__EXERCISE MATERIALS__
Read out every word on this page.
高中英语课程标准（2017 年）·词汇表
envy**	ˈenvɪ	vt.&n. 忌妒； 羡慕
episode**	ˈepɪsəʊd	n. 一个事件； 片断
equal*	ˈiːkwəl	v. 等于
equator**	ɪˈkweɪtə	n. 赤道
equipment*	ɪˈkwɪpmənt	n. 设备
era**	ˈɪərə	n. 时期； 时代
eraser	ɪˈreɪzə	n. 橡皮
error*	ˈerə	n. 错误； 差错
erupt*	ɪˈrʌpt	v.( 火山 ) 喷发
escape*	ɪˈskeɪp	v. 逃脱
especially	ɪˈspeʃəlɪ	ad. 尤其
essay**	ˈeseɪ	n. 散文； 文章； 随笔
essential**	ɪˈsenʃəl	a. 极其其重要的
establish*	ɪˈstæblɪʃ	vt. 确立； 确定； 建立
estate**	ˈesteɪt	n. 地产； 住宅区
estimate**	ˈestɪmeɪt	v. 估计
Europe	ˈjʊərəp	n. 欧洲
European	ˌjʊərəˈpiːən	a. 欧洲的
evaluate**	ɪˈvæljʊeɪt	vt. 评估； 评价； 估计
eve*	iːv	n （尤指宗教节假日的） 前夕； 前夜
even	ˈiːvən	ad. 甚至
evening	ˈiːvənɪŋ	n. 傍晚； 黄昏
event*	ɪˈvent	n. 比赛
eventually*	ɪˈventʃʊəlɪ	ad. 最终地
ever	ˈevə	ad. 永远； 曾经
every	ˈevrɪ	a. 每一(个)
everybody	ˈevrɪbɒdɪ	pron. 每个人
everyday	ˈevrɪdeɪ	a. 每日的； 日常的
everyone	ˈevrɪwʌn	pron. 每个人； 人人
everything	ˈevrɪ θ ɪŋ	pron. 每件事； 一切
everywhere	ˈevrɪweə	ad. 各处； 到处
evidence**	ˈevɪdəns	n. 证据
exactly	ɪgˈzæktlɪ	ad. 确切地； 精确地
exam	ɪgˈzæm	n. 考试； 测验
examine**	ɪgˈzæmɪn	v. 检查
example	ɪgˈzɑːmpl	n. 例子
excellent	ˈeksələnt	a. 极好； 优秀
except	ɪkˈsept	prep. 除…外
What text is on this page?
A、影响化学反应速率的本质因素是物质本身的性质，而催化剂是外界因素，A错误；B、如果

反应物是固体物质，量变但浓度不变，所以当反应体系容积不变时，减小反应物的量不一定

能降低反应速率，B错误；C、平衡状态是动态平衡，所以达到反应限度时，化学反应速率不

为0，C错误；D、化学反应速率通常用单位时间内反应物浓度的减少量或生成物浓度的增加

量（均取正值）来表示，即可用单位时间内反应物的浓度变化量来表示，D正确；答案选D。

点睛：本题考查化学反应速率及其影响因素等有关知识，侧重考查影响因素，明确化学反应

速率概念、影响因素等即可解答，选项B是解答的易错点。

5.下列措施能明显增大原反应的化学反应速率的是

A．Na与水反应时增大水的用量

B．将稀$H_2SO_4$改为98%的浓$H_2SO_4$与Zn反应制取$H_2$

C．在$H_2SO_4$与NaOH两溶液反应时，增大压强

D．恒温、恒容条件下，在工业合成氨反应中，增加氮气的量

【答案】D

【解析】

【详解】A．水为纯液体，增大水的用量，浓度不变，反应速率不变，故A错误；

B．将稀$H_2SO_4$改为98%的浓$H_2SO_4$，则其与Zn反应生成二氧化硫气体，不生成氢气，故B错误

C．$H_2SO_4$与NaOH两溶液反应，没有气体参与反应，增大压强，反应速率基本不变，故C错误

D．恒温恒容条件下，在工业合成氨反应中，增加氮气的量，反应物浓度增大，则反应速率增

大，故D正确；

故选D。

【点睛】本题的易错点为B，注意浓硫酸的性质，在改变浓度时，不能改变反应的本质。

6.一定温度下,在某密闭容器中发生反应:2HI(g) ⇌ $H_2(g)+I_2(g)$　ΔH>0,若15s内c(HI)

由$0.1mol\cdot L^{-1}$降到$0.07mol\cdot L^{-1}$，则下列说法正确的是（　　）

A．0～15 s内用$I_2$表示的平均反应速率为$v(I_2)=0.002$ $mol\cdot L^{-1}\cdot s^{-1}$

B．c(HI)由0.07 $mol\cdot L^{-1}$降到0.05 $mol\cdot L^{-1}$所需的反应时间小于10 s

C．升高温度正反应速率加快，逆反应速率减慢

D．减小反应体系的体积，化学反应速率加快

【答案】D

__PROBLEM REQUIREMENTS__
Lines containing the string "pron" are to be selected and copied.

__RESPONSE BELOW__
everybody	ˈevrɪbɒdɪ	pron. 每个人
everyone	ˈevrɪwʌn	pron. 每个人； 人人
everything	ˈevrɪ θ ɪŋ	pron. 每件事； 一切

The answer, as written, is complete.